_Written problem_
The complete listing should be restated exactly.

• • • • •

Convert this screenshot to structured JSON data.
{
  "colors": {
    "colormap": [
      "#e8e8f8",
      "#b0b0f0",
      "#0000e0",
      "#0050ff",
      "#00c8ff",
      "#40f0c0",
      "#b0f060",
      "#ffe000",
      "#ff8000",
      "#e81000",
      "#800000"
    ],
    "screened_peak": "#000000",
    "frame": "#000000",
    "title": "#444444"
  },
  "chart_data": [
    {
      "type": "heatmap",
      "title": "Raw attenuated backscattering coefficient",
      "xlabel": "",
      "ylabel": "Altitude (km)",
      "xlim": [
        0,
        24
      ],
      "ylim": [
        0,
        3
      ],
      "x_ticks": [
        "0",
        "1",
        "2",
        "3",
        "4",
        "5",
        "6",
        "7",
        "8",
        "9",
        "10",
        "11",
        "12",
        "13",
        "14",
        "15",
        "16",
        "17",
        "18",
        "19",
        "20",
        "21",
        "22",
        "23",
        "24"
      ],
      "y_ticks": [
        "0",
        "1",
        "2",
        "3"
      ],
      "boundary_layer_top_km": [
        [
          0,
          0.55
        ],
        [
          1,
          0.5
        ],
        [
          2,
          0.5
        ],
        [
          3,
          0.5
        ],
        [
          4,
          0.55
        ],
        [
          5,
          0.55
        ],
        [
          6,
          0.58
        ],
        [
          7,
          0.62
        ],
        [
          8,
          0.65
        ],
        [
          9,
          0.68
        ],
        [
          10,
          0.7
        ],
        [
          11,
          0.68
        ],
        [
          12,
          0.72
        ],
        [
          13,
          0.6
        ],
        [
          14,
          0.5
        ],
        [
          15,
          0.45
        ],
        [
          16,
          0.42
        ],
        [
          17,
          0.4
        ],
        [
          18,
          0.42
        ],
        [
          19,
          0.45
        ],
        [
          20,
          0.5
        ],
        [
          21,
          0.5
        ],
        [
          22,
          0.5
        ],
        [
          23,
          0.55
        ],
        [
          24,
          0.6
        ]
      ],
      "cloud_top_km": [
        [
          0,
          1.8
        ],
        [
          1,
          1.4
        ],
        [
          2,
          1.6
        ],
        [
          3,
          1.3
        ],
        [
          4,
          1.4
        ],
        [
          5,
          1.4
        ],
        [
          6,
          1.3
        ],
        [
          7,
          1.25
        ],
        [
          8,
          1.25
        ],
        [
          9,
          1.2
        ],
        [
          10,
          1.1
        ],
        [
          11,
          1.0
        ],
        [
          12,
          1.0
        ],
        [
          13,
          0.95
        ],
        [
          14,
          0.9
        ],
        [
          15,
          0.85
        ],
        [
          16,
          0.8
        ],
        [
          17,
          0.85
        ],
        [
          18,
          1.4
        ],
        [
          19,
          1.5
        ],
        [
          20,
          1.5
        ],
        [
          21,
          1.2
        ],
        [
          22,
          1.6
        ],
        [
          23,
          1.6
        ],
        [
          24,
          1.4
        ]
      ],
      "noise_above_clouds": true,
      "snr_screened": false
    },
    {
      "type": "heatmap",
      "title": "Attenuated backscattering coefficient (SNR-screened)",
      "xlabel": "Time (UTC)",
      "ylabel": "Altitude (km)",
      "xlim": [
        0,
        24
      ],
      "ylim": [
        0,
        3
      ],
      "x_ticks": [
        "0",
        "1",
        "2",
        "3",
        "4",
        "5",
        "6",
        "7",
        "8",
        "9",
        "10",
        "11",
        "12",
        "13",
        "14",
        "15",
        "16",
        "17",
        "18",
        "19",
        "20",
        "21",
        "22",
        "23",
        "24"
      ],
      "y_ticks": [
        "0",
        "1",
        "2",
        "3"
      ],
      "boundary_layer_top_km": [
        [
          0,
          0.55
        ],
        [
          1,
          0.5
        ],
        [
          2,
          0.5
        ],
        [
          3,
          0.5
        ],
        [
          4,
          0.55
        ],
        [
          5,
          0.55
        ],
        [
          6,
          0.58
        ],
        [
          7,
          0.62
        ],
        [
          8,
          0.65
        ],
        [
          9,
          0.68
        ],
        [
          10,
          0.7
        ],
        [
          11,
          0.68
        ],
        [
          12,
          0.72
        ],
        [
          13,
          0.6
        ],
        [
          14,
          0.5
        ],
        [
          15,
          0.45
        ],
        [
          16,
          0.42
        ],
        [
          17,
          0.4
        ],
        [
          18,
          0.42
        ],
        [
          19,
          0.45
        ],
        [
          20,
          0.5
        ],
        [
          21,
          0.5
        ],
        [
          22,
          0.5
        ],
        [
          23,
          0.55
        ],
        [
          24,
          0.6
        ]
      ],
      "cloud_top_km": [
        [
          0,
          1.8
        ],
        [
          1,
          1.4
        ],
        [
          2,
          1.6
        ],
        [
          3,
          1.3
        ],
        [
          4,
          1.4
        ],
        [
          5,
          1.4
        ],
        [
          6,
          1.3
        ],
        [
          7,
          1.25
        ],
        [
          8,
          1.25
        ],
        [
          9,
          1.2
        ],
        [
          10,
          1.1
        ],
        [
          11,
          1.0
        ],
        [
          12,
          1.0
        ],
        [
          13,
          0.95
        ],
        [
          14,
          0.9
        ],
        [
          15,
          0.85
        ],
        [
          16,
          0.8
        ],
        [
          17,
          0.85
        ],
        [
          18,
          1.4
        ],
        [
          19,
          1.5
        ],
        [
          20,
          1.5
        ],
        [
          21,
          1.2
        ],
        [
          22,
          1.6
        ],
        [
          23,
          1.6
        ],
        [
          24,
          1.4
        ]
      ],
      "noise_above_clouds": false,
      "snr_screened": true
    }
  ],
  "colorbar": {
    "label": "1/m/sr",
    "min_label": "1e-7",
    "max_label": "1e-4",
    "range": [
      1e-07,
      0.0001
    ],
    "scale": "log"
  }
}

• • • • •

_Result for this task_
Convert this screenshot to structured JSON data.
{
  "colors": {
    "colormap": [
      "#e8e8f8",
      "#b0b0f0",
      "#0000e0",
      "#0050ff",
      "#00c8ff",
      "#40f0c0",
      "#b0f060",
      "#ffe000",
      "#ff8000",
      "#e81000",
      "#800000"
    ],
    "screened_peak": "#000000",
    "frame": "#000000",
    "title": "#444444"
  },
  "chart_data": [
    {
      "type": "heatmap",
      "title": "Raw attenuated backscattering coefficient",
      "xlabel": "",
      "ylabel": "Altitude (km)",
      "xlim": [
        0,
        24
      ],
      "ylim": [
        0,
        3
      ],
      "x_ticks": [
        "0",
        "1",
        "2",
        "3",
        "4",
        "5",
        "6",
        "7",
        "8",
        "9",
        "10",
        "11",
        "12",
        "13",
        "14",
        "15",
        "16",
        "17",
        "18",
        "19",
        "20",
        "21",
        "22",
        "23",
        "24"
      ],
      "y_ticks": [
        "0",
        "1",
        "2",
        "3"
      ],
      "boundary_layer_top_km": [
        [
          0,
          0.55
        ],
        [
          1,
          0.5
        ],
        [
          2,
          0.5
        ],
        [
          3,
          0.5
        ],
        [
          4,
          0.55
        ],
        [
          5,
          0.55
        ],
        [
          6,
          0.58
        ],
        [
          7,
          0.62
        ],
        [
          8,
          0.65
        ],
        [
          9,
          0.68
        ],
        [
          10,
          0.7
        ],
        [
          11,
          0.68
        ],
        [
          12,
          0.72
        ],
        [
          13,
          0.6
        ],
        [
          14,
          0.5
        ],
        [
          15,
          0.45
        ],
        [
          16,
          0.42
        ],
        [
          17,
          0.4
        ],
        [
          18,
          0.42
        ],
        [
          19,
          0.45
        ],
        [
          20,
          0.5
        ],
        [
          21,
          0.5
        ],
        [
          22,
          0.5
        ],
        [
          23,
          0.55
        ],
        [
          24,
          0.6
        ]
      ],
      "cloud_top_km": [
        [
          0,
          1.8
        ],
        [
          1,
          1.4
        ],
        [
          2,
          1.6
        ],
        [
          3,
          1.3
        ],
        [
          4,
          1.4
        ],
        [
          5,
          1.4
        ],
        [
          6,
          1.3
        ],
        [
          7,
          1.25
        ],
        [
          8,
          1.25
        ],
        [
          9,
          1.2
        ],
        [
          10,
          1.1
        ],
        [
          11,
          1.0
        ],
        [
          12,
          1.0
        ],
        [
          13,
          0.95
        ],
        [
          14,
          0.9
        ],
        [
          15,
          0.85
        ],
        [
          16,
          0.8
        ],
        [
          17,
          0.85
        ],
        [
          18,
          1.4
        ],
        [
          19,
          1.5
        ],
        [
          20,
          1.5
        ],
        [
          21,
          1.2
        ],
        [
          22,
          1.6
        ],
        [
          23,
          1.6
        ],
        [
          24,
          1.4
        ]
      ],
      "noise_above_clouds": true,
      "snr_screened": false
    },
    {
      "type": "heatmap",
      "title": "Attenuated backscattering coefficient (SNR-screened)",
      "xlabel": "Time (UTC)",
      "ylabel": "Altitude (km)",
      "xlim": [
        0,
        24
      ],
      "ylim": [
        0,
        3
      ],
      "x_ticks": [
        "0",
        "1",
        "2",
        "3",
        "4",
        "5",
        "6",
        "7",
        "8",
        "9",
        "10",
        "11",
        "12",
        "13",
        "14",
        "15",
        "16",
        "17",
        "18",
        "19",
        "20",
        "21",
        "22",
        "23",
        "24"
      ],
      "y_ticks": [
        "0",
        "1",
        "2",
        "3"
      ],
      "boundary_layer_top_km": [
        [
          0,
          0.55
        ],
        [
          1,
          0.5
        ],
        [
          2,
          0.5
        ],
        [
          3,
          0.5
        ],
        [
          4,
          0.55
        ],
        [
          5,
          0.55
        ],
        [
          6,
          0.58
        ],
        [
          7,
          0.62
        ],
        [
          8,
          0.65
        ],
        [
          9,
          0.68
        ],
        [
          10,
          0.7
        ],
        [
          11,
          0.68
        ],
        [
          12,
          0.72
        ],
        [
          13,
          0.6
        ],
        [
          14,
          0.5
        ],
        [
          15,
          0.45
        ],
        [
          16,
          0.42
        ],
        [
          17,
          0.4
        ],
        [
          18,
          0.42
        ],
        [
          19,
          0.45
        ],
        [
          20,
          0.5
        ],
        [
          21,
          0.5
        ],
        [
          22,
          0.5
        ],
        [
          23,
          0.55
        ],
        [
          24,
          0.6
        ]
      ],
      "cloud_top_km": [
        [
          0,
          1.8
        ],
        [
          1,
          1.4
        ],
        [
          2,
          1.6
        ],
        [
          3,
          1.3
        ],
        [
          4,
          1.4
        ],
        [
          5,
          1.4
        ],
        [
          6,
          1.3
        ],
        [
          7,
          1.25
        ],
        [
          8,
          1.25
        ],
        [
          9,
          1.2
        ],
        [
          10,
          1.1
        ],
        [
          11,
          1.0
        ],
        [
          12,
          1.0
        ],
        [
          13,
          0.95
        ],
        [
          14,
          0.9
        ],
        [
          15,
          0.85
        ],
        [
          16,
          0.8
        ],
        [
          17,
          0.85
        ],
        [
          18,
          1.4
        ],
        [
          19,
          1.5
        ],
        [
          20,
          1.5
        ],
        [
          21,
          1.2
        ],
        [
          22,
          1.6
        ],
        [
          23,
          1.6
        ],
        [
          24,
          1.4
        ]
      ],
      "noise_above_clouds": false,
      "snr_screened": true
    }
  ],
  "colorbar": {
    "label": "1/m/sr",
    "min_label": "1e-7",
    "max_label": "1e-4",
    "range": [
      1e-07,
      0.0001
    ],
    "scale": "log"
  }
}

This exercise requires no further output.